# [EXERCISE GOAL]
Report only the number of lines in this material that include the string "name".

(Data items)
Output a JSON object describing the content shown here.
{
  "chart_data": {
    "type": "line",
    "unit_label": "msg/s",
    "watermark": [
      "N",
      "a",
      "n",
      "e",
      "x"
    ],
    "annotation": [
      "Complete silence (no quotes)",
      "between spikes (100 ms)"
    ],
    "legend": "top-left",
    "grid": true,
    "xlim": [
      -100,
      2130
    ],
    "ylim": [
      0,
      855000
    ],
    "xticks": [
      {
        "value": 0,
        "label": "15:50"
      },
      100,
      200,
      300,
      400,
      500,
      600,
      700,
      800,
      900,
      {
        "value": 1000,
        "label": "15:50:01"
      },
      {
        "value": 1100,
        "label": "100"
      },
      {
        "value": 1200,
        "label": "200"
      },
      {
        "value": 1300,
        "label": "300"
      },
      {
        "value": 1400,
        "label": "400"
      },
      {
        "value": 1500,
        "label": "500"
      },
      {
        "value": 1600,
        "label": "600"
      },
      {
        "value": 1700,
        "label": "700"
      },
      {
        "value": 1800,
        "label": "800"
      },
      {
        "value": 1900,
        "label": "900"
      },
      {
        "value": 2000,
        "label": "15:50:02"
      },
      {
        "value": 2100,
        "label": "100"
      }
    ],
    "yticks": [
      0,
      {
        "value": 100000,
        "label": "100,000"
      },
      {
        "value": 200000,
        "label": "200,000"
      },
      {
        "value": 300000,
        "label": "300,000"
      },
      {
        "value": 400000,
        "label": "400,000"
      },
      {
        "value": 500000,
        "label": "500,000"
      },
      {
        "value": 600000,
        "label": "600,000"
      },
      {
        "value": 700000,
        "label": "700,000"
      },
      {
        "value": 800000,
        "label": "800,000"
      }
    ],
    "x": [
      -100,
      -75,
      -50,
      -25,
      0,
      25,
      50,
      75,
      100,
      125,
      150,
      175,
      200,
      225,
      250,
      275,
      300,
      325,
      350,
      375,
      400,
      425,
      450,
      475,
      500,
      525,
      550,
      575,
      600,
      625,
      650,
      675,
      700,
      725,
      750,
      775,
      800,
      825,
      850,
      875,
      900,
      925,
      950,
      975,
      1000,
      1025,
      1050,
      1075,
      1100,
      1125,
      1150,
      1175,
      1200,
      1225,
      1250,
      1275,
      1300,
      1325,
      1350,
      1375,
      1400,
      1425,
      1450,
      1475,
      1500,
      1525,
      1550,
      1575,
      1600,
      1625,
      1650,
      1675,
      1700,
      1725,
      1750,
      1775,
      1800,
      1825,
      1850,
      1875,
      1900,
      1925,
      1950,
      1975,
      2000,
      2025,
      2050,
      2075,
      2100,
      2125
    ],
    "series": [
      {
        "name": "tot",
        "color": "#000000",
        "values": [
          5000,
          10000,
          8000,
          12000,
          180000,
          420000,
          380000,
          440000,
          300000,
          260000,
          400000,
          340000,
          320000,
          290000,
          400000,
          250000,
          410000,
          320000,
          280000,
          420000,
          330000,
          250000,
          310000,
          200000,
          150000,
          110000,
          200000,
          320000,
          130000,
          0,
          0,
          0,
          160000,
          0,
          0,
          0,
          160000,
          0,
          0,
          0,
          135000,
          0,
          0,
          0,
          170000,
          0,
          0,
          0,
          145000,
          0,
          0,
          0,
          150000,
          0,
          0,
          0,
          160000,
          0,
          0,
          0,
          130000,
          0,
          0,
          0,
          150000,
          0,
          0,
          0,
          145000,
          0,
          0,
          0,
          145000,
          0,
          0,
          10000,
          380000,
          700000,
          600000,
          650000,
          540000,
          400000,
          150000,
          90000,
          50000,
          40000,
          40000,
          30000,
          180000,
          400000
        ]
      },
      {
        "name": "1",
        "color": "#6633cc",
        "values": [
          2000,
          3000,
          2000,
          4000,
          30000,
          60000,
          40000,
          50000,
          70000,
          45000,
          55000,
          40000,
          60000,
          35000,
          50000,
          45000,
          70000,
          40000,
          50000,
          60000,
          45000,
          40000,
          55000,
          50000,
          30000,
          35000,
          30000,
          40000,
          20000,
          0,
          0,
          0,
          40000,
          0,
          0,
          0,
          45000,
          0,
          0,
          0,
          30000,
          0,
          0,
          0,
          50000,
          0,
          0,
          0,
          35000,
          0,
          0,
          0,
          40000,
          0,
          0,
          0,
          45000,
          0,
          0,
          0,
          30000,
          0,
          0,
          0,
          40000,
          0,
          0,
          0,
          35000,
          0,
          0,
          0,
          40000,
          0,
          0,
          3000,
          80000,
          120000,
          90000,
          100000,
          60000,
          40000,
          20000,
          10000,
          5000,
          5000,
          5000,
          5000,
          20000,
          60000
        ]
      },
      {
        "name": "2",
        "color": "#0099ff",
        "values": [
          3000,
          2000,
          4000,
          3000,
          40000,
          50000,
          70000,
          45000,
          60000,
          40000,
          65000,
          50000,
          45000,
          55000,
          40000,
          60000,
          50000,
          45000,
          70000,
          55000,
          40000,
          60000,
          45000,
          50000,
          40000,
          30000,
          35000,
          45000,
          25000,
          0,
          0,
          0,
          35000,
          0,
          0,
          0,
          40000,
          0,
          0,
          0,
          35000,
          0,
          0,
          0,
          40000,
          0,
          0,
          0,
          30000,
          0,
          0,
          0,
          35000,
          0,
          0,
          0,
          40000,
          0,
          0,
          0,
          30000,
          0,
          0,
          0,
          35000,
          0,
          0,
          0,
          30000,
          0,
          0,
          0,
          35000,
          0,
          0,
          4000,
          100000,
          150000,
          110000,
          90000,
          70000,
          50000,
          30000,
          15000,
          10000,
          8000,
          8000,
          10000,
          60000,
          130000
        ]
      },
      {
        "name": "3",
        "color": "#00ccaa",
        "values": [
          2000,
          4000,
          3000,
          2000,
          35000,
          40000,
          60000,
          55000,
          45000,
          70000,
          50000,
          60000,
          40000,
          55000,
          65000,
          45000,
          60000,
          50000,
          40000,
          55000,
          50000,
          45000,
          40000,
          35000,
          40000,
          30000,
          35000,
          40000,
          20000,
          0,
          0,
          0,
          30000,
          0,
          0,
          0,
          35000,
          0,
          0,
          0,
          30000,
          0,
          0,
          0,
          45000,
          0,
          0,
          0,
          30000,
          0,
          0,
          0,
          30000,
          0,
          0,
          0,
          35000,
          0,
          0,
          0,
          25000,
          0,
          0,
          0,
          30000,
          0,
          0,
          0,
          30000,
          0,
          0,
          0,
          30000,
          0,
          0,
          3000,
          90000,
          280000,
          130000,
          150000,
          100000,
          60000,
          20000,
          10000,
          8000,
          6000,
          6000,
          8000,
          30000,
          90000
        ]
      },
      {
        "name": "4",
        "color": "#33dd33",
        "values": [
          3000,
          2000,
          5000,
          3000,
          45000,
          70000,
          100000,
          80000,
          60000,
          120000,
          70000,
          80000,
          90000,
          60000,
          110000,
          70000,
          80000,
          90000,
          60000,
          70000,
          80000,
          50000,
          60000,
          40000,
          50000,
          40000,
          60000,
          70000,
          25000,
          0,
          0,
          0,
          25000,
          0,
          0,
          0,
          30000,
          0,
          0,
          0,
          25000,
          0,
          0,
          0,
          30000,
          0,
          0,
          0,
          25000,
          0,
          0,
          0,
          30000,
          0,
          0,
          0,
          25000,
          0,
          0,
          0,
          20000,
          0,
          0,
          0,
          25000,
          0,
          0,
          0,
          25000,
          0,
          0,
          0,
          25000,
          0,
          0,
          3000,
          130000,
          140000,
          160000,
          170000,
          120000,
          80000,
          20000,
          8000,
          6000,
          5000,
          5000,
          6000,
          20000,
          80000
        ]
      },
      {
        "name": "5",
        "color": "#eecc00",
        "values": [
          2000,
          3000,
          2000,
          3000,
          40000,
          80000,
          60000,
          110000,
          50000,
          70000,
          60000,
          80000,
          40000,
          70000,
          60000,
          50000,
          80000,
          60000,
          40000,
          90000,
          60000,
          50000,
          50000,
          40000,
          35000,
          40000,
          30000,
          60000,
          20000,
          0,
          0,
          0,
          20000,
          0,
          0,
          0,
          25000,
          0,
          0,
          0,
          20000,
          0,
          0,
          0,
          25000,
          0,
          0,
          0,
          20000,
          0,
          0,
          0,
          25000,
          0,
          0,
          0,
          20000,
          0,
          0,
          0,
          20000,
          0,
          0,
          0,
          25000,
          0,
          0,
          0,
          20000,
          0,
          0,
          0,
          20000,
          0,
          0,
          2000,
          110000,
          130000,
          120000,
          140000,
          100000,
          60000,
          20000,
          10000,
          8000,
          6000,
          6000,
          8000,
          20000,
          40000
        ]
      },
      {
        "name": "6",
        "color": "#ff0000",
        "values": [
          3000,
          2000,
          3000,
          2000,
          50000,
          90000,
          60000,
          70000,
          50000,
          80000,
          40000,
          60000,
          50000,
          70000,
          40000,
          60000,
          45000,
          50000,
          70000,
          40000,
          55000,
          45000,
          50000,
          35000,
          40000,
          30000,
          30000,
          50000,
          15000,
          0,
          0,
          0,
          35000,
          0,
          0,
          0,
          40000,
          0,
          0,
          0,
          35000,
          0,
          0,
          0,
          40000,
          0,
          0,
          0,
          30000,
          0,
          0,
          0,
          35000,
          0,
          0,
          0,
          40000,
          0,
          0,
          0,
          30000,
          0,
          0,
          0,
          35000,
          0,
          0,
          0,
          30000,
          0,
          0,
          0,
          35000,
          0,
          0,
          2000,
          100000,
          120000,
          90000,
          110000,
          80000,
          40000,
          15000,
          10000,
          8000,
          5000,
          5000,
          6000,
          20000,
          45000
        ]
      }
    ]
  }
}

# [OUTPUT FOR THIS TASK]
7